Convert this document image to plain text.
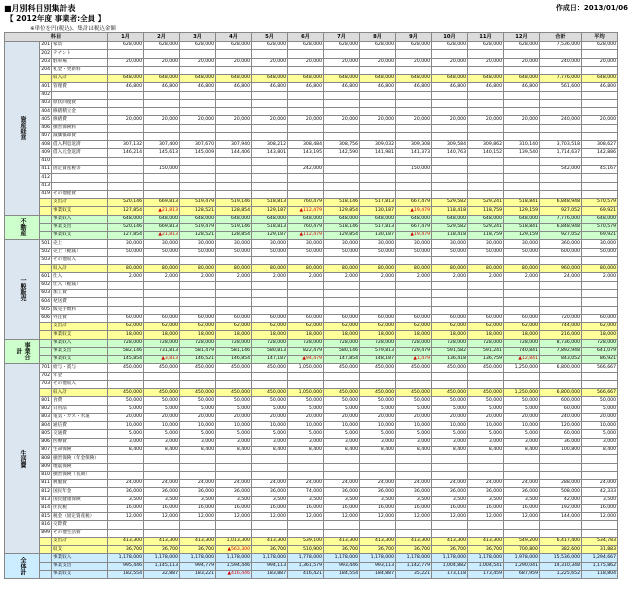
■月別科目別集計表	作成日：2013/01/06
【 2012年度 事業者:全員 】
※単位を円(税込)、集計は税込金額
科目			1月	2月	3月	4月	5月	6月	7月	8月	9月	10月	11月	12月	合計	平均
資産経営	201	家賃	628,000	628,000	628,000	628,000	628,000	628,000	628,000	628,000	628,000	628,000	628,000	628,000	7,536,000	628,000
	202	テナント														
	203	駐車場	20,000	20,000	20,000	20,000	20,000	20,000	20,000	20,000	20,000	20,000	20,000	20,000	240,000	20,000
	204	礼金・更新料														
		収入計	648,000	648,000	648,000	648,000	648,000	648,000	648,000	648,000	648,000	648,000	648,000	648,000	7,776,000	648,000
	401	管理費	46,800	46,800	46,800	46,800	46,800	46,800	46,800	46,800	46,800	46,800	46,800	46,800	561,600	46,800
	402															
	403	原状回復費														
	404	修繕積立金														
	405	修繕費	20,000	20,000	20,000	20,000	20,000	20,000	20,000	20,000	20,000	20,000	20,000	20,000	240,000	20,000
	406	損害保険料														
	407	減価償却費														
	408	借入利息返済	307,132	307,400	307,670	307,940	308,212	308,484	308,756	309,032	309,308	309,584	309,862	310,140	3,703,518	308,627
	409	借入元金返済	146,214	145,613	145,009	144,406	143,801	143,195	142,590	141,981	141,373	140,763	140,152	139,540	1,714,637	142,886
	410															
	411	固定資産税等		150,000				242,000			150,000				542,000	45,167
	412															
	413															
	419	その他経費														
		支出計	520,146	669,813	519,479	519,146	518,813	760,479	518,146	517,813	667,479	529,582	529,241	518,841	6,848,948	570,579
		事業収支	127,854	▲21,813	128,521	128,854	129,187	▲112,479	129,854	130,187	▲19,479	118,418	118,759	129,159	927,052	69,921
不動産		事業収入	648,000	648,000	648,000	648,000	648,000	648,000	648,000	648,000	648,000	648,000	648,000	648,000	7,776,000	648,000
		事業支出	520,146	669,813	519,479	519,146	518,813	760,479	518,146	517,813	667,479	529,582	529,241	518,841	6,848,948	570,579
		事業収支	127,854	▲21,813	128,521	128,854	129,187	▲112,479	129,854	130,187	▲19,479	118,418	118,759	129,159	927,052	69,921
一般販売	501	売上	30,000	30,000	30,000	30,000	30,000	30,000	30,000	30,000	30,000	30,000	30,000	30,000	360,000	30,000
	502	売上（軽減）	50,000	50,000	50,000	50,000	50,000	50,000	50,000	50,000	50,000	50,000	50,000	50,000	600,000	50,000
	503	その他収入														
		収入計	80,000	80,000	80,000	80,000	80,000	80,000	80,000	80,000	80,000	80,000	80,000	80,000	960,000	80,000
	601	仕入	2,000	2,000	2,000	2,000	2,000	2,000	2,000	2,000	2,000	2,000	2,000	2,000	24,000	2,000
	602	仕入（軽減）														
	603	加工費														
	604	発送費														
	605	販売手数料														
	606	外注費	60,000	60,000	60,000	60,000	60,000	60,000	60,000	60,000	60,000	60,000	60,000	60,000	720,000	60,000
		支出計	62,000	62,000	62,000	62,000	62,000	62,000	62,000	62,000	62,000	62,000	62,000	62,000	744,000	62,000
		事業収支	18,000	18,000	18,000	18,000	18,000	18,000	18,000	18,000	18,000	18,000	18,000	18,000	216,000	18,000
事業合計		事業収入	728,000	728,000	728,000	728,000	728,000	728,000	728,000	728,000	728,000	728,000	728,000	728,000	8,736,000	728,000
		事業支出	582,146	731,813	581,479	581,146	580,813	822,479	580,146	579,813	729,479	591,582	591,241	740,841	7,892,948	641,079
		事業収支	145,854	▲3,813	146,521	146,854	147,187	▲94,479	147,854	148,187	▲1,479	136,418	136,759	▲12,841	843,052	86,921
生活費	701	給与・賞与	450,000	450,000	450,000	450,000	450,000	1,050,000	450,000	450,000	450,000	450,000	450,000	1,250,000	6,800,000	566,667
	702	年金														
	703	その他収入														
		収入計	450,000	450,000	450,000	450,000	450,000	1,050,000	450,000	450,000	450,000	450,000	450,000	1,250,000	6,800,000	566,667
	801	食費	50,000	50,000	50,000	50,000	50,000	50,000	50,000	50,000	50,000	50,000	50,000	50,000	600,000	50,000
	802	日用品	5,000	5,000	5,000	5,000	5,000	5,000	5,000	5,000	5,000	5,000	5,000	5,000	60,000	5,000
	803	電気・ガス・水道	20,000	20,000	20,000	20,000	20,000	20,000	20,000	20,000	20,000	20,000	20,000	20,000	240,000	20,000
	804	通信費	10,000	10,000	10,000	10,000	10,000	10,000	10,000	10,000	10,000	10,000	10,000	10,000	120,000	10,000
	805	交通費	5,000	5,000	5,000	5,000	5,000	5,000	5,000	5,000	5,000	5,000	5,000	5,000	60,000	5,000
	806	医療費	3,000	3,000	3,000	3,000	3,000	3,000	3,000	3,000	3,000	3,000	3,000	3,000	36,000	3,000
	807	生命保険	8,400	8,400	8,400	8,400	8,400	8,400	8,400	8,400	8,400	8,400	8,400	8,400	100,800	8,400
	808	損害保険（年金保険）														
	809	地震保険														
	810	損害保険（長期）														
	811	被服費	24,000	24,000	24,000	24,000	24,000	24,000	24,000	24,000	24,000	24,000	24,000	24,000	288,000	24,000
	812	国民年金	36,000	36,000	36,000	36,000	36,000	74,000	36,000	36,000	36,000	36,000	36,000	36,000	508,000	42,333
	813	国民健康保険	3,500	3,500	3,500	3,500	3,500	3,500	3,500	3,500	3,500	3,500	3,500	3,500	42,000	3,500
	814	住民税	16,000	16,000	16,000	16,000	16,000	16,000	16,000	16,000	16,000	16,000	16,000	16,000	192,000	16,000
	815	税金（固定資産税）	12,000	12,000	12,000	12,000	12,000	12,000	12,000	12,000	12,000	12,000	12,000	12,000	144,000	12,000
	816	交際費														
	899	その他生活費														
		支出計	413,300	413,300	413,300	1,013,300	413,300	539,100	413,300	413,300	413,300	413,300	413,300	549,200	6,417,400	534,783
		収支	36,700	36,700	36,700	▲563,300	36,700	510,900	36,700	36,700	36,700	36,700	36,700	700,800	382,600	31,883
全体計		事業収入	1,178,000	1,178,000	1,178,000	1,178,000	1,178,000	1,778,000	1,178,000	1,178,000	1,178,000	1,178,000	1,178,000	1,978,000	15,536,000	1,294,667
		事業支出	995,446	1,145,113	994,779	1,594,446	994,113	1,361,579	993,446	993,113	1,142,779	1,004,882	1,004,541	1,290,041	14,310,348	1,175,862
		事業収支	182,554	32,887	183,221	▲416,446	183,887	416,421	184,554	184,887	35,221	173,118	173,459	687,959	1,225,652	118,804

WORK INSTRUCTIONS -> Write out the material above again, word for word, minus its pictures.

TASK ANSWER ->
Convert this document image to plain text.
■月別科目別集計表	作成日：2013/01/06
【 2012年度 事業者:全員 】
※単位を円(税込)、集計は税込金額
科目			1月	2月	3月	4月	5月	6月	7月	8月	9月	10月	11月	12月	合計	平均
資産経営	201	家賃	628,000	628,000	628,000	628,000	628,000	628,000	628,000	628,000	628,000	628,000	628,000	628,000	7,536,000	628,000
	202	テナント														
	203	駐車場	20,000	20,000	20,000	20,000	20,000	20,000	20,000	20,000	20,000	20,000	20,000	20,000	240,000	20,000
	204	礼金・更新料														
		収入計	648,000	648,000	648,000	648,000	648,000	648,000	648,000	648,000	648,000	648,000	648,000	648,000	7,776,000	648,000
	401	管理費	46,800	46,800	46,800	46,800	46,800	46,800	46,800	46,800	46,800	46,800	46,800	46,800	561,600	46,800
	402															
	403	原状回復費														
	404	修繕積立金														
	405	修繕費	20,000	20,000	20,000	20,000	20,000	20,000	20,000	20,000	20,000	20,000	20,000	20,000	240,000	20,000
	406	損害保険料														
	407	減価償却費														
	408	借入利息返済	307,132	307,400	307,670	307,940	308,212	308,484	308,756	309,032	309,308	309,584	309,862	310,140	3,703,518	308,627
	409	借入元金返済	146,214	145,613	145,009	144,406	143,801	143,195	142,590	141,981	141,373	140,763	140,152	139,540	1,714,637	142,886
	410															
	411	固定資産税等		150,000				242,000			150,000				542,000	45,167
	412															
	413															
	419	その他経費														
		支出計	520,146	669,813	519,479	519,146	518,813	760,479	518,146	517,813	667,479	529,582	529,241	518,841	6,848,948	570,579
		事業収支	127,854	▲21,813	128,521	128,854	129,187	▲112,479	129,854	130,187	▲19,479	118,418	118,759	129,159	927,052	69,921
不動産		事業収入	648,000	648,000	648,000	648,000	648,000	648,000	648,000	648,000	648,000	648,000	648,000	648,000	7,776,000	648,000
		事業支出	520,146	669,813	519,479	519,146	518,813	760,479	518,146	517,813	667,479	529,582	529,241	518,841	6,848,948	570,579
		事業収支	127,854	▲21,813	128,521	128,854	129,187	▲112,479	129,854	130,187	▲19,479	118,418	118,759	129,159	927,052	69,921
一般販売	501	売上	30,000	30,000	30,000	30,000	30,000	30,000	30,000	30,000	30,000	30,000	30,000	30,000	360,000	30,000
	502	売上（軽減）	50,000	50,000	50,000	50,000	50,000	50,000	50,000	50,000	50,000	50,000	50,000	50,000	600,000	50,000
	503	その他収入														
		収入計	80,000	80,000	80,000	80,000	80,000	80,000	80,000	80,000	80,000	80,000	80,000	80,000	960,000	80,000
	601	仕入	2,000	2,000	2,000	2,000	2,000	2,000	2,000	2,000	2,000	2,000	2,000	2,000	24,000	2,000
	602	仕入（軽減）														
	603	加工費														
	604	発送費														
	605	販売手数料														
	606	外注費	60,000	60,000	60,000	60,000	60,000	60,000	60,000	60,000	60,000	60,000	60,000	60,000	720,000	60,000
		支出計	62,000	62,000	62,000	62,000	62,000	62,000	62,000	62,000	62,000	62,000	62,000	62,000	744,000	62,000
		事業収支	18,000	18,000	18,000	18,000	18,000	18,000	18,000	18,000	18,000	18,000	18,000	18,000	216,000	18,000
事業合計		事業収入	728,000	728,000	728,000	728,000	728,000	728,000	728,000	728,000	728,000	728,000	728,000	728,000	8,736,000	728,000
		事業支出	582,146	731,813	581,479	581,146	580,813	822,479	580,146	579,813	729,479	591,582	591,241	740,841	7,892,948	641,079
		事業収支	145,854	▲3,813	146,521	146,854	147,187	▲94,479	147,854	148,187	▲1,479	136,418	136,759	▲12,841	843,052	86,921
生活費	701	給与・賞与	450,000	450,000	450,000	450,000	450,000	1,050,000	450,000	450,000	450,000	450,000	450,000	1,250,000	6,800,000	566,667
	702	年金														
	703	その他収入														
		収入計	450,000	450,000	450,000	450,000	450,000	1,050,000	450,000	450,000	450,000	450,000	450,000	1,250,000	6,800,000	566,667
	801	食費	50,000	50,000	50,000	50,000	50,000	50,000	50,000	50,000	50,000	50,000	50,000	50,000	600,000	50,000
	802	日用品	5,000	5,000	5,000	5,000	5,000	5,000	5,000	5,000	5,000	5,000	5,000	5,000	60,000	5,000
	803	電気・ガス・水道	20,000	20,000	20,000	20,000	20,000	20,000	20,000	20,000	20,000	20,000	20,000	20,000	240,000	20,000
	804	通信費	10,000	10,000	10,000	10,000	10,000	10,000	10,000	10,000	10,000	10,000	10,000	10,000	120,000	10,000
	805	交通費	5,000	5,000	5,000	5,000	5,000	5,000	5,000	5,000	5,000	5,000	5,000	5,000	60,000	5,000
	806	医療費	3,000	3,000	3,000	3,000	3,000	3,000	3,000	3,000	3,000	3,000	3,000	3,000	36,000	3,000
	807	生命保険	8,400	8,400	8,400	8,400	8,400	8,400	8,400	8,400	8,400	8,400	8,400	8,400	100,800	8,400
	808	損害保険（年金保険）														
	809	地震保険														
	810	損害保険（長期）														
	811	被服費	24,000	24,000	24,000	24,000	24,000	24,000	24,000	24,000	24,000	24,000	24,000	24,000	288,000	24,000
	812	国民年金	36,000	36,000	36,000	36,000	36,000	74,000	36,000	36,000	36,000	36,000	36,000	36,000	508,000	42,333
	813	国民健康保険	3,500	3,500	3,500	3,500	3,500	3,500	3,500	3,500	3,500	3,500	3,500	3,500	42,000	3,500
	814	住民税	16,000	16,000	16,000	16,000	16,000	16,000	16,000	16,000	16,000	16,000	16,000	16,000	192,000	16,000
	815	税金（固定資産税）	12,000	12,000	12,000	12,000	12,000	12,000	12,000	12,000	12,000	12,000	12,000	12,000	144,000	12,000
	816	交際費														
	899	その他生活費														
		支出計	413,300	413,300	413,300	1,013,300	413,300	539,100	413,300	413,300	413,300	413,300	413,300	549,200	6,417,400	534,783
		収支	36,700	36,700	36,700	▲563,300	36,700	510,900	36,700	36,700	36,700	36,700	36,700	700,800	382,600	31,883
全体計		事業収入	1,178,000	1,178,000	1,178,000	1,178,000	1,178,000	1,778,000	1,178,000	1,178,000	1,178,000	1,178,000	1,178,000	1,978,000	15,536,000	1,294,667
		事業支出	995,446	1,145,113	994,779	1,594,446	994,113	1,361,579	993,446	993,113	1,142,779	1,004,882	1,004,541	1,290,041	14,310,348	1,175,862
		事業収支	182,554	32,887	183,221	▲416,446	183,887	416,421	184,554	184,887	35,221	173,118	173,459	687,959	1,225,652	118,804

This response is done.